Data section:
○ ○ ○ ○ ○ ○ ○
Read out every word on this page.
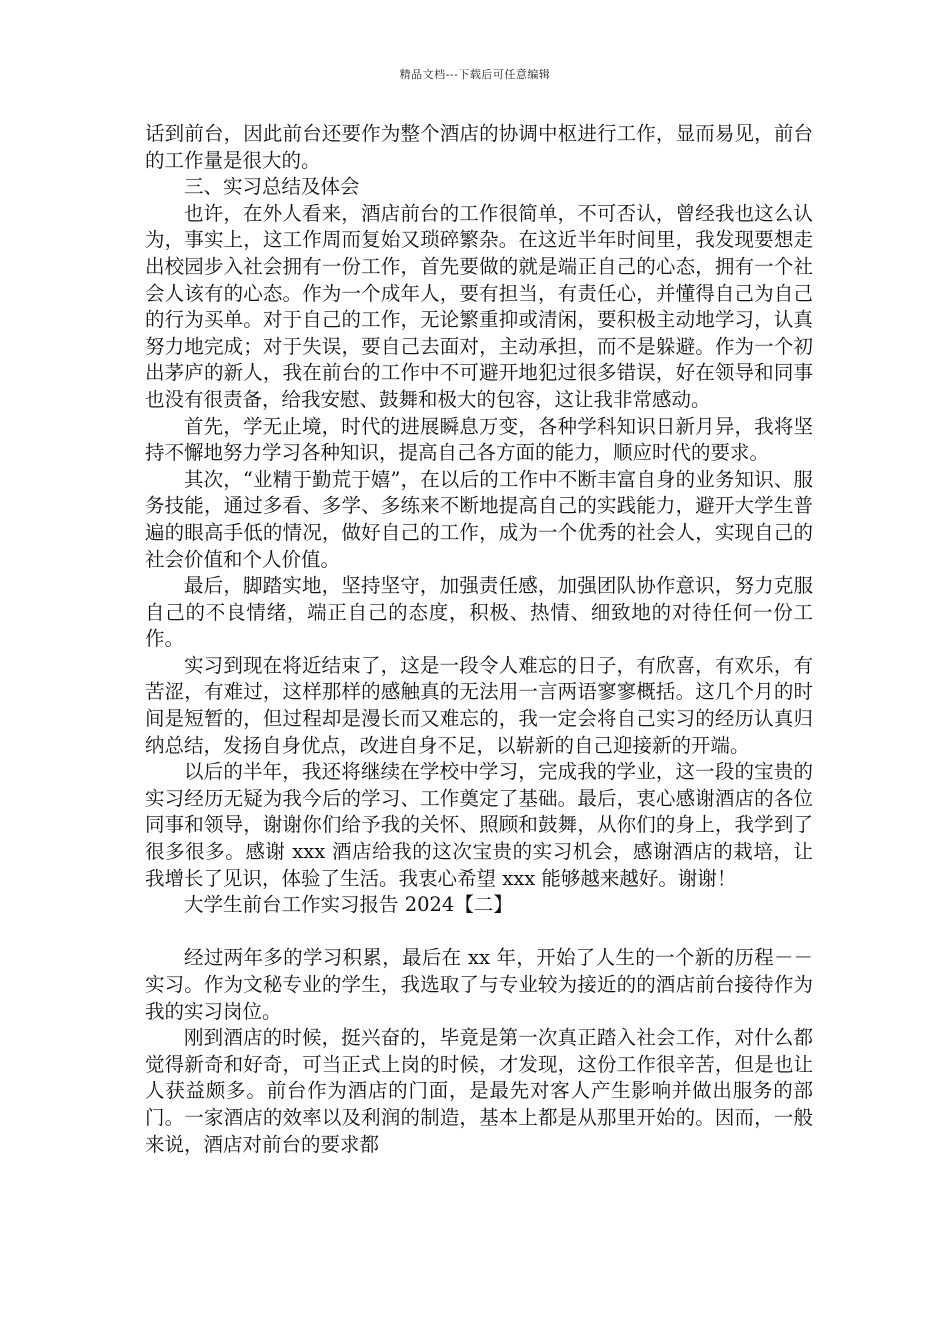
精品文档---下载后可任意编辑

话到前台，因此前台还要作为整个酒店的协调中枢进行工作，显而易见，前台的工作量是很大的。

三、实习总结及体会

也许，在外人看来，酒店前台的工作很简单，不可否认，曾经我也这么认为，事实上，这工作周而复始又琐碎繁杂。在这近半年时间里，我发现要想走出校园步入社会拥有一份工作，首先要做的就是端正自己的心态，拥有一个社会人该有的心态。作为一个成年人，要有担当，有责任心，并懂得自己为自己的行为买单。对于自己的工作，无论繁重抑或清闲，要积极主动地学习，认真努力地完成；对于失误，要自己去面对，主动承担，而不是躲避。作为一个初出茅庐的新人，我在前台的工作中不可避开地犯过很多错误，好在领导和同事也没有很责备，给我安慰、鼓舞和极大的包容，这让我非常感动。

首先，学无止境，时代的进展瞬息万变，各种学科知识日新月异，我将坚持不懈地努力学习各种知识，提高自己各方面的能力，顺应时代的要求。

其次，“业精于勤荒于嬉”，在以后的工作中不断丰富自身的业务知识、服务技能，通过多看、多学、多练来不断地提高自己的实践能力，避开大学生普遍的眼高手低的情况，做好自己的工作，成为一个优秀的社会人，实现自己的社会价值和个人价值。

最后，脚踏实地，坚持坚守，加强责任感，加强团队协作意识，努力克服自己的不良情绪，端正自己的态度，积极、热情、细致地的对待任何一份工作。

实习到现在将近结束了，这是一段令人难忘的日子，有欣喜，有欢乐，有苦涩，有难过，这样那样的感触真的无法用一言两语寥寥概括。这几个月的时间是短暂的，但过程却是漫长而又难忘的，我一定会将自己实习的经历认真归纳总结，发扬自身优点，改进自身不足，以崭新的自己迎接新的开端。

以后的半年，我还将继续在学校中学习，完成我的学业，这一段的宝贵的实习经历无疑为我今后的学习、工作奠定了基础。最后，衷心感谢酒店的各位同事和领导，谢谢你们给予我的关怀、照顾和鼓舞，从你们的身上，我学到了很多很多。感谢 xxx 酒店给我的这次宝贵的实习机会，感谢酒店的栽培，让我增长了见识，体验了生活。我衷心希望 xxx 能够越来越好。谢谢！

大学生前台工作实习报告 2024【二】

经过两年多的学习积累，最后在 xx 年，开始了人生的一个新的历程－－实习。作为文秘专业的学生，我选取了与专业较为接近的的酒店前台接待作为我的实习岗位。

刚到酒店的时候，挺兴奋的，毕竟是第一次真正踏入社会工作，对什么都觉得新奇和好奇，可当正式上岗的时候，才发现，这份工作很辛苦，但是也让人获益颇多。前台作为酒店的门面，是最先对客人产生影响并做出服务的部门。一家酒店的效率以及利润的制造，基本上都是从那里开始的。因而，一般来说，酒店对前台的要求都
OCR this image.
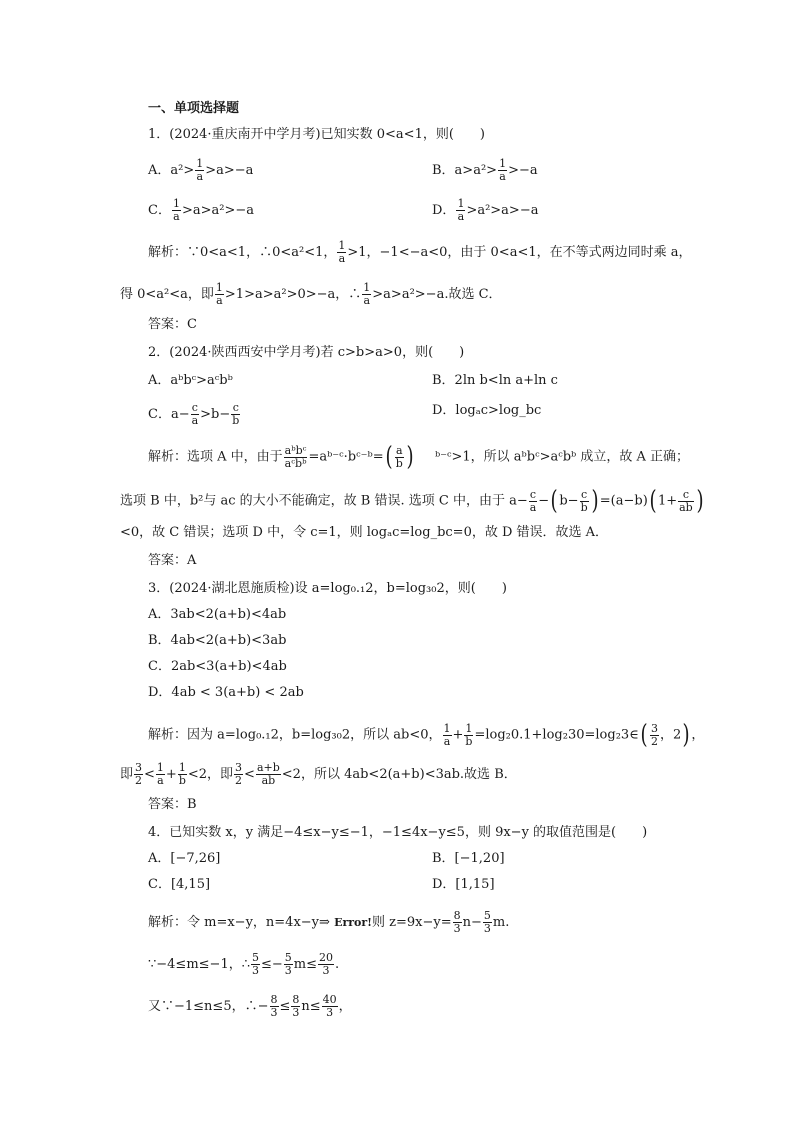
一、单项选择题
1．(2024·重庆南开中学月考)已知实数 0<a<1，则(　　)
A．$a^2> \frac{1}{a} >a>-a$	B．$a>a^2> \frac{1}{a} >-a$
C． $\frac{1}{a} >a>a^2>-a$	D． $\frac{1}{a} >a^2>a>-a$
解析：∵0<a<1，∴0<a²<1， $\frac{1}{a} >1$，−1<−a<0，由于 0<a<1，在不等式两边同时乘 a，
得 0<a²<a，即 $\frac{1}{a} >1>a>a^2>0>-a$，∴ $\frac{1}{a} >a>a^2>-a$.故选 C．
答案：C
2．(2024·陕西西安中学月考)若 c>b>a>0，则(　　)
A．aᵇbᶜ>aᶜbᵇ	B．2ln b<ln a+ln c
C．$a- \frac{c}{a} >b- \frac{c}{b}$	D．logₐc>log_bc
解析：选项 A 中，由于 $\frac{\text{aᵇbᶜ}}{\text{aᶜbᵇ}}$ =aᵇ⁻ᶜ·bᶜ⁻ᵇ=( $\frac{a}{b}$ ) ᵇ⁻ᶜ>1，所以 aᵇbᶜ>aᶜbᵇ 成立，故 A 正确；
选项 B 中，b²与 ac 的大小不能确定，故 B 错误. 选项 C 中，由于 $a- \frac{c}{a}$ −( $b- \frac{c}{b}$ ) =(a−b)( $1+ \frac{c}{ab}$ )
<0，故 C 错误；选项 D 中，令 c=1，则 logₐc=log_bc=0，故 D 错误．故选 A．
答案：A
3．(2024·湖北恩施质检)设 a=log₀.₁2，b=log₃₀2，则(　　)
A．3ab<2(a+b)<4ab
B．4ab<2(a+b)<3ab
C．2ab<3(a+b)<4ab
D．4ab < 3(a+b) < 2ab
解析：因为 a=log₀.₁2，b=log₃₀2，所以 ab<0， $\frac{1}{a} + \frac{1}{b}$ =log₂0.1+log₂30=log₂3∈( $\frac{3}{2}$ ，2) ，
即 $\frac{3}{2} < \frac{1}{a} + \frac{1}{b} <2$，即 $\frac{3}{2} < \frac{a+b}{ab} <2$，所以 4ab<2(a+b)<3ab.故选 B．
答案：B
4．已知实数 x，y 满足−4≤x−y≤−1，−1≤4x−y≤5，则 9x−y 的取值范围是(　　)
A．[−7,26]	B．[−1,20]
C．[4,15]	D．[1,15]
解析：令 m=x−y，n=4x−y⇒ Error!则 $z=9x-y= \frac{8}{3} n- \frac{5}{3} m$.
∵−4≤m≤−1，∴ $\frac{5}{3} \le- \frac{5}{3} m\le \frac{20}{3}$ .
又∵−1≤n≤5，∴− $\frac{8}{3} \le \frac{8}{3} n\le \frac{40}{3}$ ，
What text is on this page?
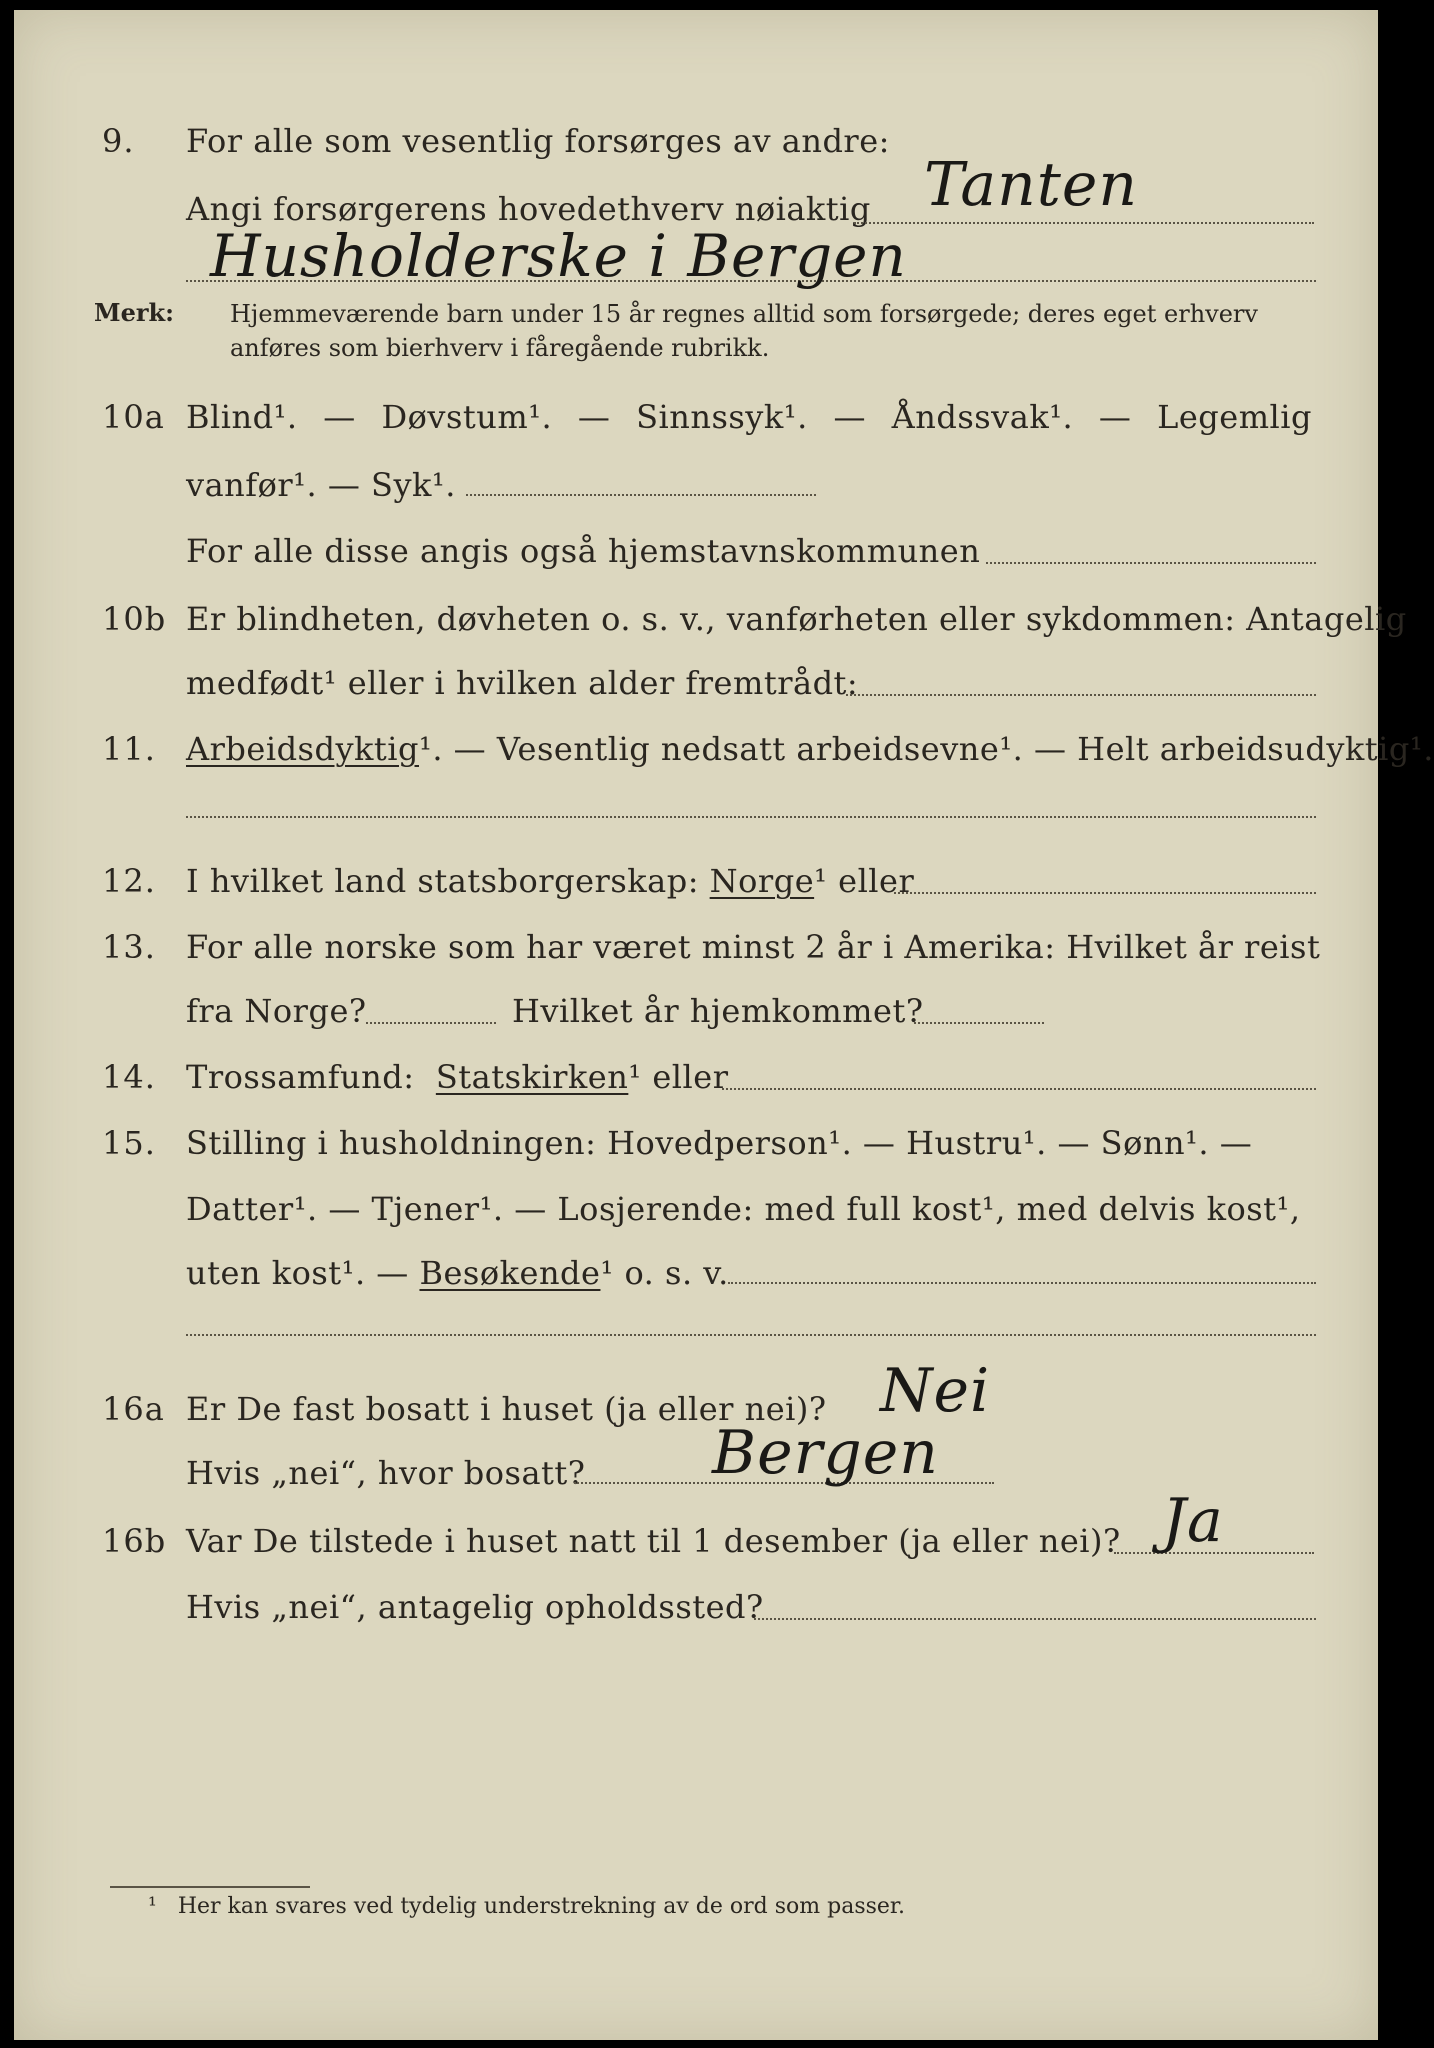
9. For alle som vesentlig forsørges av andre:
Angi forsørgerens hovedethverv nøiaktig Tanten
Husholderske i Bergen
Merk: Hjemmeværende barn under 15 år regnes alltid som forsørgede; deres eget erhverv
anføres som bierhverv i fåregående rubrikk.
10a Blind¹. — Døvstum¹. — Sinnssyk¹. — Åndssvak¹. — Legemlig
vanfør¹. — Syk¹.
For alle disse angis også hjemstavnskommunen
10b Er blindheten, døvheten o. s. v., vanførheten eller sykdommen: Antagelig
medfødt¹ eller i hvilken alder fremtrådt:
11. Arbeidsdyktig¹. — Vesentlig nedsatt arbeidsevne¹. — Helt arbeidsudyktig¹.
12. I hvilket land statsborgerskap: Norge¹ eller
13. For alle norske som har været minst 2 år i Amerika: Hvilket år reist
fra Norge?	Hvilket år hjemkommet?
14. Trossamfund: Statskirken¹ eller
15. Stilling i husholdningen: Hovedperson¹. — Hustru¹. — Sønn¹. —
Datter¹. — Tjener¹. — Losjerende: med full kost¹, med delvis kost¹,
uten kost¹. — Besøkende¹ o. s. v.
16a Er De fast bosatt i huset (ja eller nei)? Nei
Hvis „nei“, hvor bosatt? Bergen
16b Var De tilstede i huset natt til 1 desember (ja eller nei)? Ja
Hvis „nei“, antagelig opholdssted?
¹ Her kan svares ved tydelig understrekning av de ord som passer.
○ ○ ○ ○ ○ ○ ○
Aim: Transcribe the entries above verbatim, omitting their pictures.

Task output:
Read out every word on this page.
精品文档---下载后可任意编辑

话到前台，因此前台还要作为整个酒店的协调中枢进行工作，显而易见，前台的工作量是很大的。

三、实习总结及体会

也许，在外人看来，酒店前台的工作很简单，不可否认，曾经我也这么认为，事实上，这工作周而复始又琐碎繁杂。在这近半年时间里，我发现要想走出校园步入社会拥有一份工作，首先要做的就是端正自己的心态，拥有一个社会人该有的心态。作为一个成年人，要有担当，有责任心，并懂得自己为自己的行为买单。对于自己的工作，无论繁重抑或清闲，要积极主动地学习，认真努力地完成；对于失误，要自己去面对，主动承担，而不是躲避。作为一个初出茅庐的新人，我在前台的工作中不可避开地犯过很多错误，好在领导和同事也没有很责备，给我安慰、鼓舞和极大的包容，这让我非常感动。

首先，学无止境，时代的进展瞬息万变，各种学科知识日新月异，我将坚持不懈地努力学习各种知识，提高自己各方面的能力，顺应时代的要求。

其次，“业精于勤荒于嬉”，在以后的工作中不断丰富自身的业务知识、服务技能，通过多看、多学、多练来不断地提高自己的实践能力，避开大学生普遍的眼高手低的情况，做好自己的工作，成为一个优秀的社会人，实现自己的社会价值和个人价值。

最后，脚踏实地，坚持坚守，加强责任感，加强团队协作意识，努力克服自己的不良情绪，端正自己的态度，积极、热情、细致地的对待任何一份工作。

实习到现在将近结束了，这是一段令人难忘的日子，有欣喜，有欢乐，有苦涩，有难过，这样那样的感触真的无法用一言两语寥寥概括。这几个月的时间是短暂的，但过程却是漫长而又难忘的，我一定会将自己实习的经历认真归纳总结，发扬自身优点，改进自身不足，以崭新的自己迎接新的开端。

以后的半年，我还将继续在学校中学习，完成我的学业，这一段的宝贵的实习经历无疑为我今后的学习、工作奠定了基础。最后，衷心感谢酒店的各位同事和领导，谢谢你们给予我的关怀、照顾和鼓舞，从你们的身上，我学到了很多很多。感谢 xxx 酒店给我的这次宝贵的实习机会，感谢酒店的栽培，让我增长了见识，体验了生活。我衷心希望 xxx 能够越来越好。谢谢！

大学生前台工作实习报告 2024【二】

经过两年多的学习积累，最后在 xx 年，开始了人生的一个新的历程－－实习。作为文秘专业的学生，我选取了与专业较为接近的的酒店前台接待作为我的实习岗位。

刚到酒店的时候，挺兴奋的，毕竟是第一次真正踏入社会工作，对什么都觉得新奇和好奇，可当正式上岗的时候，才发现，这份工作很辛苦，但是也让人获益颇多。前台作为酒店的门面，是最先对客人产生影响并做出服务的部门。一家酒店的效率以及利润的制造，基本上都是从那里开始的。因而，一般来说，酒店对前台的要求都
OCR this image.
一、单项选择题
1．(2024·重庆南开中学月考)已知实数 0<a<1，则(　　)
A．$a^2> \frac{1}{a} >a>-a$	B．$a>a^2> \frac{1}{a} >-a$
C． $\frac{1}{a} >a>a^2>-a$	D． $\frac{1}{a} >a^2>a>-a$
解析：∵0<a<1，∴0<a²<1， $\frac{1}{a} >1$，−1<−a<0，由于 0<a<1，在不等式两边同时乘 a，
得 0<a²<a，即 $\frac{1}{a} >1>a>a^2>0>-a$，∴ $\frac{1}{a} >a>a^2>-a$.故选 C．
答案：C
2．(2024·陕西西安中学月考)若 c>b>a>0，则(　　)
A．aᵇbᶜ>aᶜbᵇ	B．2ln b<ln a+ln c
C．$a- \frac{c}{a} >b- \frac{c}{b}$	D．logₐc>log_bc
解析：选项 A 中，由于 $\frac{\text{aᵇbᶜ}}{\text{aᶜbᵇ}}$ =aᵇ⁻ᶜ·bᶜ⁻ᵇ=( $\frac{a}{b}$ ) ᵇ⁻ᶜ>1，所以 aᵇbᶜ>aᶜbᵇ 成立，故 A 正确；
选项 B 中，b²与 ac 的大小不能确定，故 B 错误. 选项 C 中，由于 $a- \frac{c}{a}$ −( $b- \frac{c}{b}$ ) =(a−b)( $1+ \frac{c}{ab}$ )
<0，故 C 错误；选项 D 中，令 c=1，则 logₐc=log_bc=0，故 D 错误．故选 A．
答案：A
3．(2024·湖北恩施质检)设 a=log₀.₁2，b=log₃₀2，则(　　)
A．3ab<2(a+b)<4ab
B．4ab<2(a+b)<3ab
C．2ab<3(a+b)<4ab
D．4ab < 3(a+b) < 2ab
解析：因为 a=log₀.₁2，b=log₃₀2，所以 ab<0， $\frac{1}{a} + \frac{1}{b}$ =log₂0.1+log₂30=log₂3∈( $\frac{3}{2}$ ，2) ，
即 $\frac{3}{2} < \frac{1}{a} + \frac{1}{b} <2$，即 $\frac{3}{2} < \frac{a+b}{ab} <2$，所以 4ab<2(a+b)<3ab.故选 B．
答案：B
4．已知实数 x，y 满足−4≤x−y≤−1，−1≤4x−y≤5，则 9x−y 的取值范围是(　　)
A．[−7,26]	B．[−1,20]
C．[4,15]	D．[1,15]
解析：令 m=x−y，n=4x−y⇒ Error!则 $z=9x-y= \frac{8}{3} n- \frac{5}{3} m$.
∵−4≤m≤−1，∴ $\frac{5}{3} \le- \frac{5}{3} m\le \frac{20}{3}$ .
又∵−1≤n≤5，∴− $\frac{8}{3} \le \frac{8}{3} n\le \frac{40}{3}$ ，
What text is on this page?
9. For alle som vesentlig forsørges av andre:
Angi forsørgerens hovedethverv nøiaktig Tanten
Husholderske i Bergen
Merk: Hjemmeværende barn under 15 år regnes alltid som forsørgede; deres eget erhverv
anføres som bierhverv i fåregående rubrikk.
10a Blind¹. — Døvstum¹. — Sinnssyk¹. — Åndssvak¹. — Legemlig
vanfør¹. — Syk¹.
For alle disse angis også hjemstavnskommunen
10b Er blindheten, døvheten o. s. v., vanførheten eller sykdommen: Antagelig
medfødt¹ eller i hvilken alder fremtrådt:
11. Arbeidsdyktig¹. — Vesentlig nedsatt arbeidsevne¹. — Helt arbeidsudyktig¹.
12. I hvilket land statsborgerskap: Norge¹ eller
13. For alle norske som har været minst 2 år i Amerika: Hvilket år reist
fra Norge?	Hvilket år hjemkommet?
14. Trossamfund: Statskirken¹ eller
15. Stilling i husholdningen: Hovedperson¹. — Hustru¹. — Sønn¹. —
Datter¹. — Tjener¹. — Losjerende: med full kost¹, med delvis kost¹,
uten kost¹. — Besøkende¹ o. s. v.
16a Er De fast bosatt i huset (ja eller nei)? Nei
Hvis „nei“, hvor bosatt? Bergen
16b Var De tilstede i huset natt til 1 desember (ja eller nei)? Ja
Hvis „nei“, antagelig opholdssted?
¹ Her kan svares ved tydelig understrekning av de ord som passer.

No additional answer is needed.